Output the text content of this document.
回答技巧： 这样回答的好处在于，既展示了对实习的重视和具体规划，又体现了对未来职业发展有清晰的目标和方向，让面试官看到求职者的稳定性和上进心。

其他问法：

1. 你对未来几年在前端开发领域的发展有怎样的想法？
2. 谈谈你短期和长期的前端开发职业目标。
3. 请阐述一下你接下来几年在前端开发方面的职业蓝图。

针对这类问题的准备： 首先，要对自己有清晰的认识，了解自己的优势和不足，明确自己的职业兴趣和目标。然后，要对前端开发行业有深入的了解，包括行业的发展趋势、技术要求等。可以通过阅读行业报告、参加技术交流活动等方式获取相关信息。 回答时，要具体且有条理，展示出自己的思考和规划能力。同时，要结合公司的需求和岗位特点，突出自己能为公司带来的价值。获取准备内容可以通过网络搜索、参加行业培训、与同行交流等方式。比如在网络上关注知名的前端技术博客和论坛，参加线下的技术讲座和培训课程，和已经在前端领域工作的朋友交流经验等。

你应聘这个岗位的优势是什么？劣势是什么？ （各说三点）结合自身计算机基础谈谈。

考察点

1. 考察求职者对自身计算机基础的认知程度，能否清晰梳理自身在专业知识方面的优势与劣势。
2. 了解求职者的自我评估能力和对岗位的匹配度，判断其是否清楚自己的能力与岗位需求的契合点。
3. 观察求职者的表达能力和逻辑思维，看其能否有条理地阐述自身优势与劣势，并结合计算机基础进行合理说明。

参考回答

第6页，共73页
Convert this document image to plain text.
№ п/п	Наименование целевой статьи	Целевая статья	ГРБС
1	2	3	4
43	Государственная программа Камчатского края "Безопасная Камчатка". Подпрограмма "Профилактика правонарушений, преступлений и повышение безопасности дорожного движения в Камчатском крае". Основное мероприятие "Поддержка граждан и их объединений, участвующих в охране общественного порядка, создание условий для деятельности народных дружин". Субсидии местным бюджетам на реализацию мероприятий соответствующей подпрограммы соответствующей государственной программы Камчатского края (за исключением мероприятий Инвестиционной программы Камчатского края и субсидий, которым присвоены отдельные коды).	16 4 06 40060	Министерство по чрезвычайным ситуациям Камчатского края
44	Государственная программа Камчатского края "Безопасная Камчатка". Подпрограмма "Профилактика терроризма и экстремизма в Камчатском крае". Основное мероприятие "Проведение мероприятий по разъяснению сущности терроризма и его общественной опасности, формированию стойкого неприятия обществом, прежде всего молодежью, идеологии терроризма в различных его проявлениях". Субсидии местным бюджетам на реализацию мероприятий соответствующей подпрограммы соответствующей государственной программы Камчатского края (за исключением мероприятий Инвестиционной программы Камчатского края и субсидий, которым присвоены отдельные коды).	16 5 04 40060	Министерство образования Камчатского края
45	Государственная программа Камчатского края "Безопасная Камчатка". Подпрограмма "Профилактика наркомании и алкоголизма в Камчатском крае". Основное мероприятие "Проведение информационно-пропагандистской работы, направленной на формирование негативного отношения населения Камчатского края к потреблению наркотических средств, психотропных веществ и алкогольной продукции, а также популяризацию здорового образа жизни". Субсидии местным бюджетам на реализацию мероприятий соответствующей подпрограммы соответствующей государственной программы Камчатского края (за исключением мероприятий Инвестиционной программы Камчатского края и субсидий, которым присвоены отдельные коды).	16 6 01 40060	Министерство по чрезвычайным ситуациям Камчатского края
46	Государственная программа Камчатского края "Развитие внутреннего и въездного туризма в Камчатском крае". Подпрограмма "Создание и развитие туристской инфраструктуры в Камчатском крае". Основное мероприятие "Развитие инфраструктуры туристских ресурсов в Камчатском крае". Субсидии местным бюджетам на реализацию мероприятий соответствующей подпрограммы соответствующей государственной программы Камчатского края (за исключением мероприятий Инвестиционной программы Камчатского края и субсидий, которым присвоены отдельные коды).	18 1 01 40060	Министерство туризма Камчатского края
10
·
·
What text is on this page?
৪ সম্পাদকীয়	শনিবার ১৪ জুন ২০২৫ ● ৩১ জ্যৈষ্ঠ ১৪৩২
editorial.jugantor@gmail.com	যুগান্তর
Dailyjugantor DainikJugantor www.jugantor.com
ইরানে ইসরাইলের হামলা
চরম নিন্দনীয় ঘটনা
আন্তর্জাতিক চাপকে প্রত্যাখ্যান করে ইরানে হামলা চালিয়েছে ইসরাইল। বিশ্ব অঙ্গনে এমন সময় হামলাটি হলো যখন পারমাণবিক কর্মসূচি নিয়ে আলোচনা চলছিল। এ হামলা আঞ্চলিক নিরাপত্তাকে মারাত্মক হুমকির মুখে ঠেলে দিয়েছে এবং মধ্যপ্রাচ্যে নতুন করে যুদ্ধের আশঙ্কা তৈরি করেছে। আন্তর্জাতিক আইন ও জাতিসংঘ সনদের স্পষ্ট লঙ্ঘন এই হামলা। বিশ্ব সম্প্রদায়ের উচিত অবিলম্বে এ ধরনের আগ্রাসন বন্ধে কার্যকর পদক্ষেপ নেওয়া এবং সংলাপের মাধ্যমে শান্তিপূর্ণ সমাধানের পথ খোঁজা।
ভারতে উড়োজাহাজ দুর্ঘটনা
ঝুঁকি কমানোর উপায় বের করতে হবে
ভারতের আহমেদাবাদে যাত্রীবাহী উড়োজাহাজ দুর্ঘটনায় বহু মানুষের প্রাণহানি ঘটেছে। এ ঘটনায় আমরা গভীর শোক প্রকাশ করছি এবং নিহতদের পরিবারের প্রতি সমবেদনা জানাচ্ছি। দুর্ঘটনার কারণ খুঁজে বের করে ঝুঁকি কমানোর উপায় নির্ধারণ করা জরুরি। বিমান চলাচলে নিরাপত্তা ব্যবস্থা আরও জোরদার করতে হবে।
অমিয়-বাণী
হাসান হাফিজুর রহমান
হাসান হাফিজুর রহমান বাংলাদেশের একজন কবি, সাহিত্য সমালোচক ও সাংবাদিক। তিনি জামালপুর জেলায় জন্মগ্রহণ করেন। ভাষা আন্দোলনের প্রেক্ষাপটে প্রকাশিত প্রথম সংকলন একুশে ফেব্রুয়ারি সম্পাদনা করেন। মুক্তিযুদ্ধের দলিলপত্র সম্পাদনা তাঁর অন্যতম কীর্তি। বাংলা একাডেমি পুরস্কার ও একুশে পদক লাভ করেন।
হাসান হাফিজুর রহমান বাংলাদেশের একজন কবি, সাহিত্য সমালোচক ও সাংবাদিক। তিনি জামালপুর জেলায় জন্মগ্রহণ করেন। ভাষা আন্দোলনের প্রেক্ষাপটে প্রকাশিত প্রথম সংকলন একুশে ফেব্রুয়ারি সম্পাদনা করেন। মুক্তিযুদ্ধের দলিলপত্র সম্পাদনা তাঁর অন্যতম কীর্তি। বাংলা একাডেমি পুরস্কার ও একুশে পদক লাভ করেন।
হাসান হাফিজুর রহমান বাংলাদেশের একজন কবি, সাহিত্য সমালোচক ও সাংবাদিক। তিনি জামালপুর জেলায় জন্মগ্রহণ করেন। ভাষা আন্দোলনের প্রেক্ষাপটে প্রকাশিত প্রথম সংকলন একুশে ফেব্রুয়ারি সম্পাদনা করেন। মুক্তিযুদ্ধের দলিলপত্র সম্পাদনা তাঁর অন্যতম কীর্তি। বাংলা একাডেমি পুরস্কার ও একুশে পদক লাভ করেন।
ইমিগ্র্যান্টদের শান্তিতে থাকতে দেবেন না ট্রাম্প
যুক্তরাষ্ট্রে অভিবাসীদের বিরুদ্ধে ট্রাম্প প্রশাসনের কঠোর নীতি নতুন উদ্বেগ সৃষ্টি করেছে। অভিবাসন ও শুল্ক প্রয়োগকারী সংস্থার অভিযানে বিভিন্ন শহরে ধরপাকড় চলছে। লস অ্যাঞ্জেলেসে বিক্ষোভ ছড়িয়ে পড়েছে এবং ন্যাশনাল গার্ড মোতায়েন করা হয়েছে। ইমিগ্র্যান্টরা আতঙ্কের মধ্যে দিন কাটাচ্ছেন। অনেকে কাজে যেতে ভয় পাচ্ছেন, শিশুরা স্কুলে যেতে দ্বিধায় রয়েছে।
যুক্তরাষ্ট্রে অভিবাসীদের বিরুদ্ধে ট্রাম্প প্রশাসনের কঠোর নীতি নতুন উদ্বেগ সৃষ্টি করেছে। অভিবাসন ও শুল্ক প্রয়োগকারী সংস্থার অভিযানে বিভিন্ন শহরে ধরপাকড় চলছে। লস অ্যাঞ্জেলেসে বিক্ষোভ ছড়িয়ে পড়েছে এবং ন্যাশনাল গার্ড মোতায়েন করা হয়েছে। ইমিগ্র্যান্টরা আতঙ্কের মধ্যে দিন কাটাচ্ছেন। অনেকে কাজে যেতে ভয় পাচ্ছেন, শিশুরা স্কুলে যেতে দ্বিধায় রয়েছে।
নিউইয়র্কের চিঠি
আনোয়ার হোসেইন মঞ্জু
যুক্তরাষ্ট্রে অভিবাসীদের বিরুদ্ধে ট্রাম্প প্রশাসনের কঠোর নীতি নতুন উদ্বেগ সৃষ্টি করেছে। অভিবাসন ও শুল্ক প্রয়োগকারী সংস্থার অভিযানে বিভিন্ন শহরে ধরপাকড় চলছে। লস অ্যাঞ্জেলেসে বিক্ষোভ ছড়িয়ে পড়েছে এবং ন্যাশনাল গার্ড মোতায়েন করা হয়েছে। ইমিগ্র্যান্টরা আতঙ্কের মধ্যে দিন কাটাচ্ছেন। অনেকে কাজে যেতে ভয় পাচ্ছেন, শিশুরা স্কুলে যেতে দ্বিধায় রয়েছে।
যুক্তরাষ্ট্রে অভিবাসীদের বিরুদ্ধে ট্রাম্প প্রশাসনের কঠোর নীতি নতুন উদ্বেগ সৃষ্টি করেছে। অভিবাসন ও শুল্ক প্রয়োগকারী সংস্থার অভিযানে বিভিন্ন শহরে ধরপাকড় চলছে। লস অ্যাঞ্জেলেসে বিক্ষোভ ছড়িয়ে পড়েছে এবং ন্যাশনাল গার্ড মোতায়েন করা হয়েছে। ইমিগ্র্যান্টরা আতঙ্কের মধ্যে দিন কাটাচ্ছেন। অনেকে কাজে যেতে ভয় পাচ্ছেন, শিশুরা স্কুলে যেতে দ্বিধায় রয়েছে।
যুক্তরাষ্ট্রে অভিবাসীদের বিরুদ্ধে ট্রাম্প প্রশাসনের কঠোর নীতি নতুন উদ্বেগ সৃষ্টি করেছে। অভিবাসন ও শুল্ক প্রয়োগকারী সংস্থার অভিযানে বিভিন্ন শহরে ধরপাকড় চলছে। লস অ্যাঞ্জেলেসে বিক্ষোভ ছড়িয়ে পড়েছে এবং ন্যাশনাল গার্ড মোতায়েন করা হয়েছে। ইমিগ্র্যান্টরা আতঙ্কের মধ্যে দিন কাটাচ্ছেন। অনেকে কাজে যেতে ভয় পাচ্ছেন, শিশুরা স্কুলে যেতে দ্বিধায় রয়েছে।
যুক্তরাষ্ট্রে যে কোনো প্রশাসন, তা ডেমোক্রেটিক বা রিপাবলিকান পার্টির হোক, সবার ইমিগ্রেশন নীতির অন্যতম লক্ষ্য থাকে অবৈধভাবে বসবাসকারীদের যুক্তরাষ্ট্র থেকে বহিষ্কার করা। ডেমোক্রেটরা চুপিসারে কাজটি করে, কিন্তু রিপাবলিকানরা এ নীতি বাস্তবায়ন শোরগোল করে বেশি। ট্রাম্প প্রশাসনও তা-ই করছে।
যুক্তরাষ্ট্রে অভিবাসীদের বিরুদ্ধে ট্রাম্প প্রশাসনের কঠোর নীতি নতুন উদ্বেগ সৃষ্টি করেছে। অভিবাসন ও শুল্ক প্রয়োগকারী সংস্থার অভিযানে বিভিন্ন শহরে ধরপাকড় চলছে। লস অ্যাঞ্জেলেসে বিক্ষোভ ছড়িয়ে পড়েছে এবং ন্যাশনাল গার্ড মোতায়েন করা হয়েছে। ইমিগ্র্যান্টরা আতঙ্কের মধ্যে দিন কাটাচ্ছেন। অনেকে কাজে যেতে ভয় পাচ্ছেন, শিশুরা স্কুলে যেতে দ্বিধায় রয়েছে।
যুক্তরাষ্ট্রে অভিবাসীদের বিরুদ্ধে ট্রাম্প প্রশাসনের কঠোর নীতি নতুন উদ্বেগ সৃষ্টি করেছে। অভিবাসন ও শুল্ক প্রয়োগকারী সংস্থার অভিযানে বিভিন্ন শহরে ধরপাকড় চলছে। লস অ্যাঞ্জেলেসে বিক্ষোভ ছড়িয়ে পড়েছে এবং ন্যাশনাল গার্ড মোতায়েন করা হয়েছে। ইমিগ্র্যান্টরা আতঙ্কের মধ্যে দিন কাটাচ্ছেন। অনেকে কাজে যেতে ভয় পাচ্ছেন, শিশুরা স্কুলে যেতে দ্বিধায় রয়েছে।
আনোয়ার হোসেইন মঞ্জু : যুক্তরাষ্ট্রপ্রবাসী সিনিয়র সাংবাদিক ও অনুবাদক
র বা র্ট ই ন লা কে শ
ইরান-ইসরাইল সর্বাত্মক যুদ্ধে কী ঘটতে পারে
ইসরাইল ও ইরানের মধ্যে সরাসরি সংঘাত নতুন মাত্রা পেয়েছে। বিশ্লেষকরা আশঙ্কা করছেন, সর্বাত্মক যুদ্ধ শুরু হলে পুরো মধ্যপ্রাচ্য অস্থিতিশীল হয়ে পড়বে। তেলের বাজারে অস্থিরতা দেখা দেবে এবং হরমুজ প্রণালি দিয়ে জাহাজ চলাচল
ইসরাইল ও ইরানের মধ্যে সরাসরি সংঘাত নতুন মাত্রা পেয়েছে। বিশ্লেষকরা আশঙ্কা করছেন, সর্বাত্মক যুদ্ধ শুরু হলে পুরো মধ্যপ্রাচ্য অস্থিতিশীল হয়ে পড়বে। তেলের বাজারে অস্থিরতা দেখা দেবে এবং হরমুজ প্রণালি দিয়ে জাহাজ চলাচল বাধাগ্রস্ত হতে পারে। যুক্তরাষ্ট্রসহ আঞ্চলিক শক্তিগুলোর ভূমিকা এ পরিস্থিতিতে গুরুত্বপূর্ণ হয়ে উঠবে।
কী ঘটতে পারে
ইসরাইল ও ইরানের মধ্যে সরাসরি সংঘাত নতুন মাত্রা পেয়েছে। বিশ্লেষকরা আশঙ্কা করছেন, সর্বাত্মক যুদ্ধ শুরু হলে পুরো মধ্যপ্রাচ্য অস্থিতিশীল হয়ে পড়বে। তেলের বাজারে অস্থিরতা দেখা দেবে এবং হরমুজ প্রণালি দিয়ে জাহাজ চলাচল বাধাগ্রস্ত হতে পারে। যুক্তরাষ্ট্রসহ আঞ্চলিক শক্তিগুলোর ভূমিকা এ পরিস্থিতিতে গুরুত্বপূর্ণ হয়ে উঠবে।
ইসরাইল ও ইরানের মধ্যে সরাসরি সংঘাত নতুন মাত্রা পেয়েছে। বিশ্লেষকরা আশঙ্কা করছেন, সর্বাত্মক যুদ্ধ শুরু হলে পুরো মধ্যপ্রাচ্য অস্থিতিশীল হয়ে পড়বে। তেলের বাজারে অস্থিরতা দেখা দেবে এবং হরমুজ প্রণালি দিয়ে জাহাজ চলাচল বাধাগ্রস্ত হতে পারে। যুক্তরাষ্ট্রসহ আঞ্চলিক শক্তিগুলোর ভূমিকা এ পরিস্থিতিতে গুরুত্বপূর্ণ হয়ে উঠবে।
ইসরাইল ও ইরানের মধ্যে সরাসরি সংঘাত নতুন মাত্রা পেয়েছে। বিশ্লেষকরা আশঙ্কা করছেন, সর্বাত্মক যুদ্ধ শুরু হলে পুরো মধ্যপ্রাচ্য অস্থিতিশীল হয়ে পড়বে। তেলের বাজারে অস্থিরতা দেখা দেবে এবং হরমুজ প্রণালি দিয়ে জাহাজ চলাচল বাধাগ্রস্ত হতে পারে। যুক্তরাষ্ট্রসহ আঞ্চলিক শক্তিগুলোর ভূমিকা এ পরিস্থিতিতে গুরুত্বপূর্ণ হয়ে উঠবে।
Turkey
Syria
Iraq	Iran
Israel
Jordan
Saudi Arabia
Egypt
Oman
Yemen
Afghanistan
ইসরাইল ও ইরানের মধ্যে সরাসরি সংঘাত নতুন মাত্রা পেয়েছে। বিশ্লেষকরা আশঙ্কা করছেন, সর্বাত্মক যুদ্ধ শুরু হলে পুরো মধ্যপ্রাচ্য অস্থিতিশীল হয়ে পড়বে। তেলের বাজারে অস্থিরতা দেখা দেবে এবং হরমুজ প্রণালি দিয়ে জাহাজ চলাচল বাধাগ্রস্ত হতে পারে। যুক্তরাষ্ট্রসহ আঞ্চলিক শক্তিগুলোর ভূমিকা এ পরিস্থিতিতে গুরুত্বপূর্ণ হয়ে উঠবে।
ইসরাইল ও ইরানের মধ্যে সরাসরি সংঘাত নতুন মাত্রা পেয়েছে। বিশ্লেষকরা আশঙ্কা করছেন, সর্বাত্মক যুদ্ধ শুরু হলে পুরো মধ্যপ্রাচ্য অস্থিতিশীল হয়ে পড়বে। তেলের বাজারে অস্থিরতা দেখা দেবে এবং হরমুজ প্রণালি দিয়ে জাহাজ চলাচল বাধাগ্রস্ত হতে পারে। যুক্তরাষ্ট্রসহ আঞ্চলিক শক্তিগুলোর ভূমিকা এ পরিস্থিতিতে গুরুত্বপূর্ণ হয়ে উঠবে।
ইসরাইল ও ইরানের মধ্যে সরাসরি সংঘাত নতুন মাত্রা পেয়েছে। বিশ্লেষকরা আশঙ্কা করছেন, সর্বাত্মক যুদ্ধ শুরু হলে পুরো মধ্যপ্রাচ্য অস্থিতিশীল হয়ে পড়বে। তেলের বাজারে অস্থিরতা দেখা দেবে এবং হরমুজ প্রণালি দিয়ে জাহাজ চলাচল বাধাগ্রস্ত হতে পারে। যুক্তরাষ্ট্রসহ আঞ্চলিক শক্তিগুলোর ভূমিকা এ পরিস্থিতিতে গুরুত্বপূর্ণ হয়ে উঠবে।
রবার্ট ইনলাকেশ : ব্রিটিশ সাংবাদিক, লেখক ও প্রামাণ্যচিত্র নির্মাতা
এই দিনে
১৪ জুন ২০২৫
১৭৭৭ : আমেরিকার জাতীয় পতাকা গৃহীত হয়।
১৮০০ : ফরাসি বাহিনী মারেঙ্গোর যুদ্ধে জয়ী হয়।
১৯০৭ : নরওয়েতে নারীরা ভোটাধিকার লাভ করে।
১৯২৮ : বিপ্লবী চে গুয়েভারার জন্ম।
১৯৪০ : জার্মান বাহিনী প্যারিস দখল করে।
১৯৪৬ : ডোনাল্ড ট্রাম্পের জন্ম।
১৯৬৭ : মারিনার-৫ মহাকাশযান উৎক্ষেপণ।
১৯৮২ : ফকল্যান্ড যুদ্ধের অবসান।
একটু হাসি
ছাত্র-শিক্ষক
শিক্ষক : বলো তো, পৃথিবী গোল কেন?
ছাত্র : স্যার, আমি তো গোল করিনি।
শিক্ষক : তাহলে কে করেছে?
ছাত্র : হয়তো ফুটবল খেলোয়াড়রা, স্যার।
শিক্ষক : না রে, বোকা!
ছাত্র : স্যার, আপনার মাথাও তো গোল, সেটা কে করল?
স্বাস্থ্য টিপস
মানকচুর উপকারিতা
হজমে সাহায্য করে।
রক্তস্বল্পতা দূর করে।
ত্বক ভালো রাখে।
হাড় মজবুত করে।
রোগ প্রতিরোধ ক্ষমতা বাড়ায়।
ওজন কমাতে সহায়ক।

# What is being asked
Calculate how many lines of the material include the string "document", and state that number by itself.

# Answer to the task
2